>> start Entries

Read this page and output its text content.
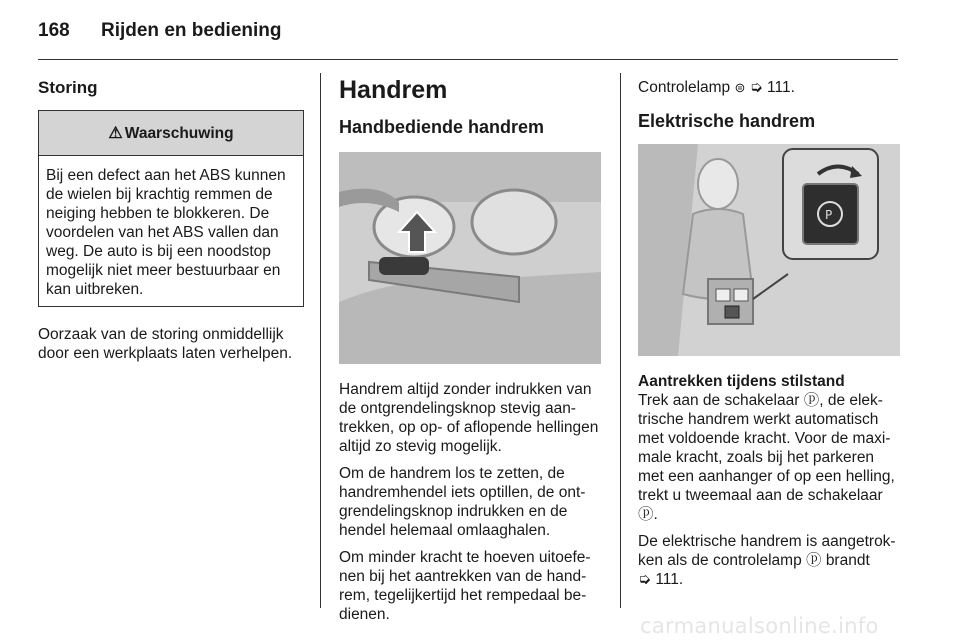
168 Rijden en bediening
Storing
⚠ Waarschuwing
Bij een defect aan het ABS kunnen de wielen bij krachtig remmen de neiging hebben te blokkeren. De voordelen van het ABS vallen dan weg. De auto is bij een noodstop mogelijk niet meer bestuurbaar en kan uitbreken.

Oorzaak van de storing onmiddellijk door een werkplaats laten verhelpen.

Handrem
Handbediende handrem

Handrem altijd zonder indrukken van de ontgrendelingsknop stevig aan-trekken, op op- of aflopende hellingen altijd zo stevig mogelijk.

Om de handrem los te zetten, de handremhendel iets optillen, de ont-grendelingsknop indrukken en de hendel helemaal omlaaghalen.

Om minder kracht te hoeven uitoefe-nen bij het aantrekken van de hand-rem, tegelijkertijd het rempedaal be-dienen.

Controlelamp ⊜ ➭ 111.

Elektrische handrem
P
Aantrekken tijdens stilstand

Trek aan de schakelaar ⓟ, de elek-trische handrem werkt automatisch met voldoende kracht. Voor de maxi-male kracht, zoals bij het parkeren met een aanhanger of op een helling, trekt u tweemaal aan de schakelaar ⓟ.

De elektrische handrem is aangetrok-ken als de controlelamp ⓟ brandt
➭ 111.

carmanualsonline.info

>> end Entries

Work instructions
Copy out the lines in which the string "mogelijk" appears.

Task solution
Bij een defect aan het ABS kunnen de wielen bij krachtig remmen de neiging hebben te blokkeren. De voordelen van het ABS vallen dan weg. De auto is bij een noodstop mogelijk niet meer bestuurbaar en kan uitbreken.
Handrem altijd zonder indrukken van de ontgrendelingsknop stevig aan-trekken, op op- of aflopende hellingen altijd zo stevig mogelijk.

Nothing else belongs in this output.